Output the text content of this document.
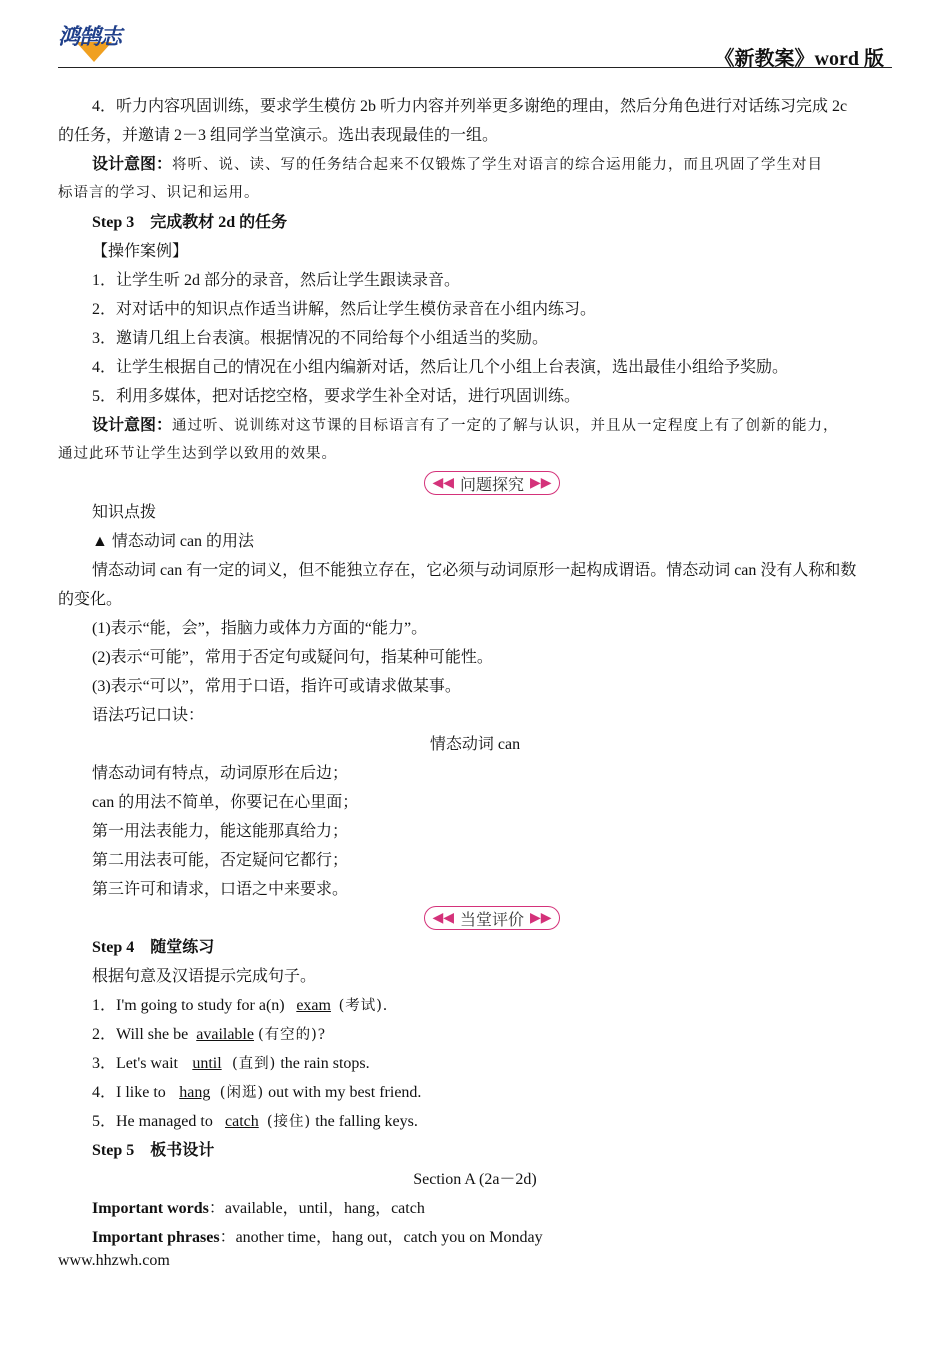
鸿鹄志
《新教案》word 版
4．听力内容巩固训练，要求学生模仿 2b 听力内容并列举更多谢绝的理由，然后分角色进行对话练习完成 2c
的任务，并邀请 2－3 组同学当堂演示。选出表现最佳的一组。
设计意图：将听、说、读、写的任务结合起来不仅锻炼了学生对语言的综合运用能力，而且巩固了学生对目
标语言的学习、识记和运用。
Step 3　完成教材 2d 的任务
【操作案例】
1．让学生听 2d 部分的录音，然后让学生跟读录音。
2．对对话中的知识点作适当讲解，然后让学生模仿录音在小组内练习。
3．邀请几组上台表演。根据情况的不同给每个小组适当的奖励。
4．让学生根据自己的情况在小组内编新对话，然后让几个小组上台表演，选出最佳小组给予奖励。
5．利用多媒体，把对话挖空格，要求学生补全对话，进行巩固训练。
设计意图：通过听、说训练对这节课的目标语言有了一定的了解与认识，并且从一定程度上有了创新的能力，
通过此环节让学生达到学以致用的效果。
◀◀ 问题探究 ▶▶
知识点拨
▲ 情态动词 can 的用法
情态动词 can 有一定的词义，但不能独立存在，它必须与动词原形一起构成谓语。情态动词 can 没有人称和数
的变化。
(1)表示“能，会”，指脑力或体力方面的“能力”。
(2)表示“可能”，常用于否定句或疑问句，指某种可能性。
(3)表示“可以”，常用于口语，指许可或请求做某事。
语法巧记口诀：
情态动词 can
情态动词有特点，动词原形在后边；
can 的用法不简单，你要记在心里面；
第一用法表能力，能这能那真给力；
第二用法表可能，否定疑问它都行；
第三许可和请求，口语之中来要求。
◀◀ 当堂评价 ▶▶
Step 4　随堂练习
根据句意及汉语提示完成句子。
1．I'm going to study for a(n) exam (考试).
2．Will she be available (有空的)?
3．Let's wait until (直到) the rain stops.
4．I like to hang (闲逛) out with my best friend.
5．He managed to catch (接住) the falling keys.
Step 5　板书设计
Section A (2a－2d)
Important words：available，until，hang，catch
Important phrases：another time，hang out，catch you on Monday
www.hhzwh.com
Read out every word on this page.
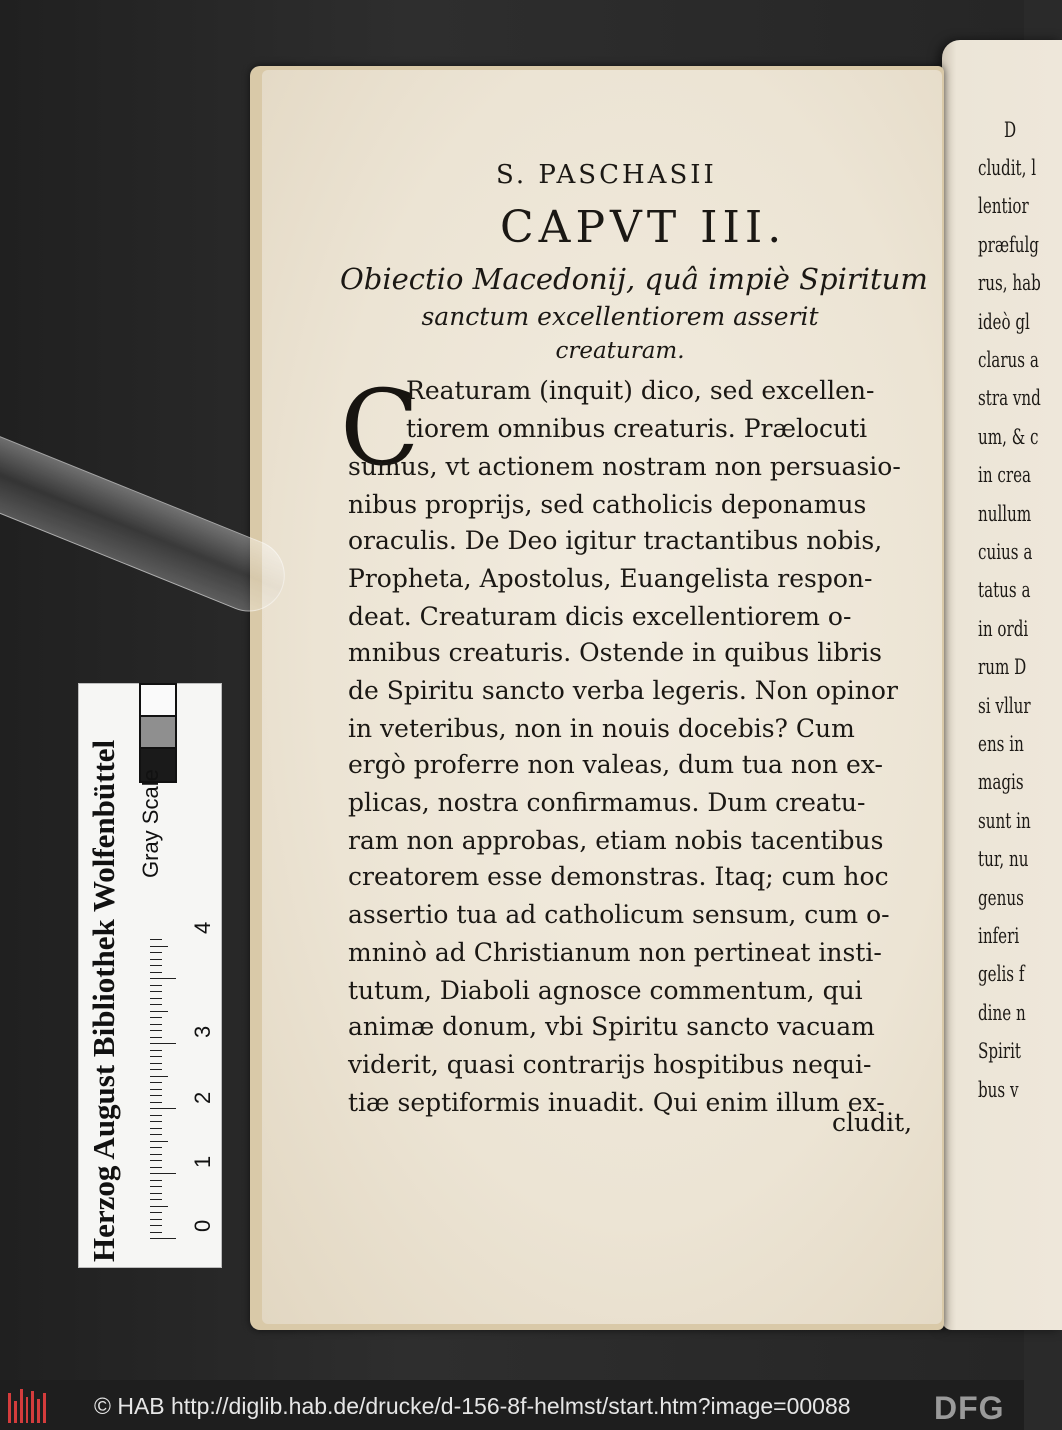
S. PASCHASII
CAPVT III.
Obiectio Macedonij, quâ impiè Spiritum
sanctum excellentiorem asserit
creaturam.
C
Reaturam (inquit) dico, sed excellen-
tiorem omnibus creaturis. Prælocuti
sumus, vt actionem nostram non persuasio-
nibus proprijs, sed catholicis deponamus
oraculis. De Deo igitur tractantibus nobis,
Propheta, Apostolus, Euangelista respon-
deat. Creaturam dicis excellentiorem o-
mnibus creaturis. Ostende in quibus libris
de Spiritu sancto verba legeris. Non opinor
in veteribus, non in nouis docebis? Cum
ergò proferre non valeas, dum tua non ex-
plicas, nostra confirmamus. Dum creatu-
ram non approbas, etiam nobis tacentibus
creatorem esse demonstras. Itaq; cum hoc
assertio tua ad catholicum sensum, cum o-
mninò ad Christianum non pertineat insti-
tutum, Diaboli agnosce commentum, qui
animæ donum, vbi Spiritu sancto vacuam
viderit, quasi contrarijs hospitibus nequi-
tiæ septiformis inuadit. Qui enim illum ex-
cludit,
D
cludit, l
lentior
præfulg
rus, hab
ideò gl
clarus a
stra vnd
um, & c
in crea
nullum
cuius a
tatus a
in ordi
rum D
si vllur
ens in
magis
sunt in
tur, nu
genus
inferi
gelis f
dine n
Spirit
bus v
Herzog August Bibliothek Wolfenbüttel Gray Scale
0
1
2
3
4
© HAB http://diglib.hab.de/drucke/d-156-8f-helmst/start.htm?image=00088	DFG
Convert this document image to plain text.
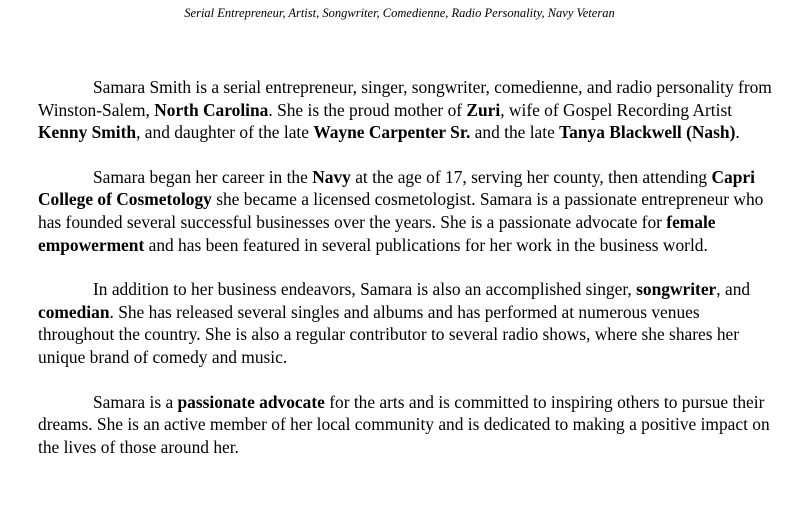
Serial Entrepreneur, Artist, Songwriter, Comedienne, Radio Personality, Navy Veteran

Samara Smith is a serial entrepreneur, singer, songwriter, comedienne, and radio personality from Winston-Salem, North Carolina. She is the proud mother of Zuri, wife of Gospel Recording Artist Kenny Smith, and daughter of the late Wayne Carpenter Sr. and the late Tanya Blackwell (Nash).

Samara began her career in the Navy at the age of 17, serving her county, then attending Capri College of Cosmetology she became a licensed cosmetologist. Samara is a passionate entrepreneur who has founded several successful businesses over the years. She is a passionate advocate for female empowerment and has been featured in several publications for her work in the business world.

In addition to her business endeavors, Samara is also an accomplished singer, songwriter, and comedian. She has released several singles and albums and has performed at numerous venues throughout the country. She is also a regular contributor to several radio shows, where she shares her unique brand of comedy and music.

Samara is a passionate advocate for the arts and is committed to inspiring others to pursue their dreams. She is an active member of her local community and is dedicated to making a positive impact on the lives of those around her.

§ §

Aim of the exercise: The records above need to be given again exactly. Omit the pictures.

Exercise result:
Output the text content of this document.
鸿鹄志
《新教案》word 版
4．听力内容巩固训练，要求学生模仿 2b 听力内容并列举更多谢绝的理由，然后分角色进行对话练习完成 2c
的任务，并邀请 2－3 组同学当堂演示。选出表现最佳的一组。
设计意图：将听、说、读、写的任务结合起来不仅锻炼了学生对语言的综合运用能力，而且巩固了学生对目
标语言的学习、识记和运用。
Step 3　完成教材 2d 的任务
【操作案例】
1．让学生听 2d 部分的录音，然后让学生跟读录音。
2．对对话中的知识点作适当讲解，然后让学生模仿录音在小组内练习。
3．邀请几组上台表演。根据情况的不同给每个小组适当的奖励。
4．让学生根据自己的情况在小组内编新对话，然后让几个小组上台表演，选出最佳小组给予奖励。
5．利用多媒体，把对话挖空格，要求学生补全对话，进行巩固训练。
设计意图：通过听、说训练对这节课的目标语言有了一定的了解与认识，并且从一定程度上有了创新的能力，
通过此环节让学生达到学以致用的效果。
◀◀ 问题探究 ▶▶
知识点拨
▲ 情态动词 can 的用法
情态动词 can 有一定的词义，但不能独立存在，它必须与动词原形一起构成谓语。情态动词 can 没有人称和数
的变化。
(1)表示“能，会”，指脑力或体力方面的“能力”。
(2)表示“可能”，常用于否定句或疑问句，指某种可能性。
(3)表示“可以”，常用于口语，指许可或请求做某事。
语法巧记口诀：
情态动词 can
情态动词有特点，动词原形在后边；
can 的用法不简单，你要记在心里面；
第一用法表能力，能这能那真给力；
第二用法表可能，否定疑问它都行；
第三许可和请求，口语之中来要求。
◀◀ 当堂评价 ▶▶
Step 4　随堂练习
根据句意及汉语提示完成句子。
1．I'm going to study for a(n) exam (考试).
2．Will she be available (有空的)?
3．Let's wait until (直到) the rain stops.
4．I like to hang (闲逛) out with my best friend.
5．He managed to catch (接住) the falling keys.
Step 5　板书设计
Section A (2a－2d)
Important words：available，until，hang，catch
Important phrases：another time，hang out，catch you on Monday
www.hhzwh.com
Read out every word on this page.
S. PASCHASII
CAPVT III.
Obiectio Macedonij, quâ impiè Spiritum
sanctum excellentiorem asserit
creaturam.
C
Reaturam (inquit) dico, sed excellen-
tiorem omnibus creaturis. Prælocuti
sumus, vt actionem nostram non persuasio-
nibus proprijs, sed catholicis deponamus
oraculis. De Deo igitur tractantibus nobis,
Propheta, Apostolus, Euangelista respon-
deat. Creaturam dicis excellentiorem o-
mnibus creaturis. Ostende in quibus libris
de Spiritu sancto verba legeris. Non opinor
in veteribus, non in nouis docebis? Cum
ergò proferre non valeas, dum tua non ex-
plicas, nostra confirmamus. Dum creatu-
ram non approbas, etiam nobis tacentibus
creatorem esse demonstras. Itaq; cum hoc
assertio tua ad catholicum sensum, cum o-
mninò ad Christianum non pertineat insti-
tutum, Diaboli agnosce commentum, qui
animæ donum, vbi Spiritu sancto vacuam
viderit, quasi contrarijs hospitibus nequi-
tiæ septiformis inuadit. Qui enim illum ex-
cludit,
D
cludit, l
lentior
præfulg
rus, hab
ideò gl
clarus a
stra vnd
um, & c
in crea
nullum
cuius a
tatus a
in ordi
rum D
si vllur
ens in
magis
sunt in
tur, nu
genus
inferi
gelis f
dine n
Spirit
bus v
Herzog August Bibliothek Wolfenbüttel Gray Scale
0
1
2
3
4
© HAB http://diglib.hab.de/drucke/d-156-8f-helmst/start.htm?image=00088	DFG
Convert this document image to plain text.
Serial Entrepreneur, Artist, Songwriter, Comedienne, Radio Personality, Navy Veteran

Samara Smith is a serial entrepreneur, singer, songwriter, comedienne, and radio personality from Winston-Salem, North Carolina. She is the proud mother of Zuri, wife of Gospel Recording Artist Kenny Smith, and daughter of the late Wayne Carpenter Sr. and the late Tanya Blackwell (Nash).

Samara began her career in the Navy at the age of 17, serving her county, then attending Capri College of Cosmetology she became a licensed cosmetologist. Samara is a passionate entrepreneur who has founded several successful businesses over the years. She is a passionate advocate for female empowerment and has been featured in several publications for her work in the business world.

In addition to her business endeavors, Samara is also an accomplished singer, songwriter, and comedian. She has released several singles and albums and has performed at numerous venues throughout the country. She is also a regular contributor to several radio shows, where she shares her unique brand of comedy and music.

Samara is a passionate advocate for the arts and is committed to inspiring others to pursue their dreams. She is an active member of her local community and is dedicated to making a positive impact on the lives of those around her.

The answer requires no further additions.